» **Your instructions**:
Write every line out verbatim and omit the pictures.

***** Given data *****

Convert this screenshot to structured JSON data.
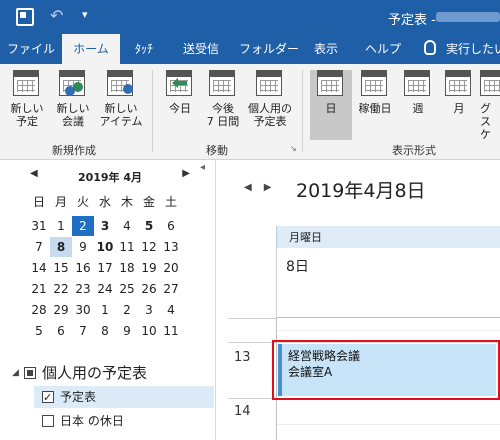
{
  "titlebar": {
    "title": "予定表 -"
  },
  "tabs": [
    {
      "label": "ファイル"
    },
    {
      "label": "ホーム"
    },
    {
      "label": "ﾀｯﾁ"
    },
    {
      "label": "送受信"
    },
    {
      "label": "フォルダー"
    },
    {
      "label": "表示"
    },
    {
      "label": "ヘルプ"
    },
    {
      "label": "実行したい"
    }
  ],
  "ribbon": {
    "new": {
      "appt": "新しい\n予定",
      "meeting": "新しい\n会議",
      "items": "新しい\nアイテム",
      "group": "新規作成"
    },
    "goto": {
      "today": "今日",
      "next7": "今後\n7 日間",
      "personal": "個人用の\n予定表",
      "group": "移動"
    },
    "view": {
      "day": "日",
      "workweek": "稼働日",
      "week": "週",
      "month": "月",
      "schedule": "グ\nスケ",
      "group": "表示形式"
    }
  },
  "mini_calendar": {
    "title": "2019年 4月",
    "weekdays": [
      "日",
      "月",
      "火",
      "水",
      "木",
      "金",
      "土"
    ],
    "weeks": [
      [
        "31",
        "1",
        "2",
        "3",
        "4",
        "5",
        "6"
      ],
      [
        "7",
        "8",
        "9",
        "10",
        "11",
        "12",
        "13"
      ],
      [
        "14",
        "15",
        "16",
        "17",
        "18",
        "19",
        "20"
      ],
      [
        "21",
        "22",
        "23",
        "24",
        "25",
        "26",
        "27"
      ],
      [
        "28",
        "29",
        "30",
        "1",
        "2",
        "3",
        "4"
      ],
      [
        "5",
        "6",
        "7",
        "8",
        "9",
        "10",
        "11"
      ]
    ],
    "today": "2",
    "selected": "8"
  },
  "folders": {
    "header": "個人用の予定表",
    "items": [
      {
        "label": "予定表",
        "checked": true
      },
      {
        "label": "日本 の休日",
        "checked": false
      }
    ]
  },
  "day_view": {
    "title": "2019年4月8日",
    "weekday": "月曜日",
    "day_number": "8日",
    "hours": [
      "13",
      "14"
    ],
    "event": {
      "subject": "経営戦略会議",
      "location": "会議室A"
    }
  }
}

*****

» **Exercise response**:
Convert this screenshot to structured JSON data.
{
  "titlebar": {
    "title": "予定表 -"
  },
  "tabs": [
    {
      "label": "ファイル"
    },
    {
      "label": "ホーム"
    },
    {
      "label": "ﾀｯﾁ"
    },
    {
      "label": "送受信"
    },
    {
      "label": "フォルダー"
    },
    {
      "label": "表示"
    },
    {
      "label": "ヘルプ"
    },
    {
      "label": "実行したい"
    }
  ],
  "ribbon": {
    "new": {
      "appt": "新しい\n予定",
      "meeting": "新しい\n会議",
      "items": "新しい\nアイテム",
      "group": "新規作成"
    },
    "goto": {
      "today": "今日",
      "next7": "今後\n7 日間",
      "personal": "個人用の\n予定表",
      "group": "移動"
    },
    "view": {
      "day": "日",
      "workweek": "稼働日",
      "week": "週",
      "month": "月",
      "schedule": "グ\nスケ",
      "group": "表示形式"
    }
  },
  "mini_calendar": {
    "title": "2019年 4月",
    "weekdays": [
      "日",
      "月",
      "火",
      "水",
      "木",
      "金",
      "土"
    ],
    "weeks": [
      [
        "31",
        "1",
        "2",
        "3",
        "4",
        "5",
        "6"
      ],
      [
        "7",
        "8",
        "9",
        "10",
        "11",
        "12",
        "13"
      ],
      [
        "14",
        "15",
        "16",
        "17",
        "18",
        "19",
        "20"
      ],
      [
        "21",
        "22",
        "23",
        "24",
        "25",
        "26",
        "27"
      ],
      [
        "28",
        "29",
        "30",
        "1",
        "2",
        "3",
        "4"
      ],
      [
        "5",
        "6",
        "7",
        "8",
        "9",
        "10",
        "11"
      ]
    ],
    "today": "2",
    "selected": "8"
  },
  "folders": {
    "header": "個人用の予定表",
    "items": [
      {
        "label": "予定表",
        "checked": true
      },
      {
        "label": "日本 の休日",
        "checked": false
      }
    ]
  },
  "day_view": {
    "title": "2019年4月8日",
    "weekday": "月曜日",
    "day_number": "8日",
    "hours": [
      "13",
      "14"
    ],
    "event": {
      "subject": "経営戦略会議",
      "location": "会議室A"
    }
  }
}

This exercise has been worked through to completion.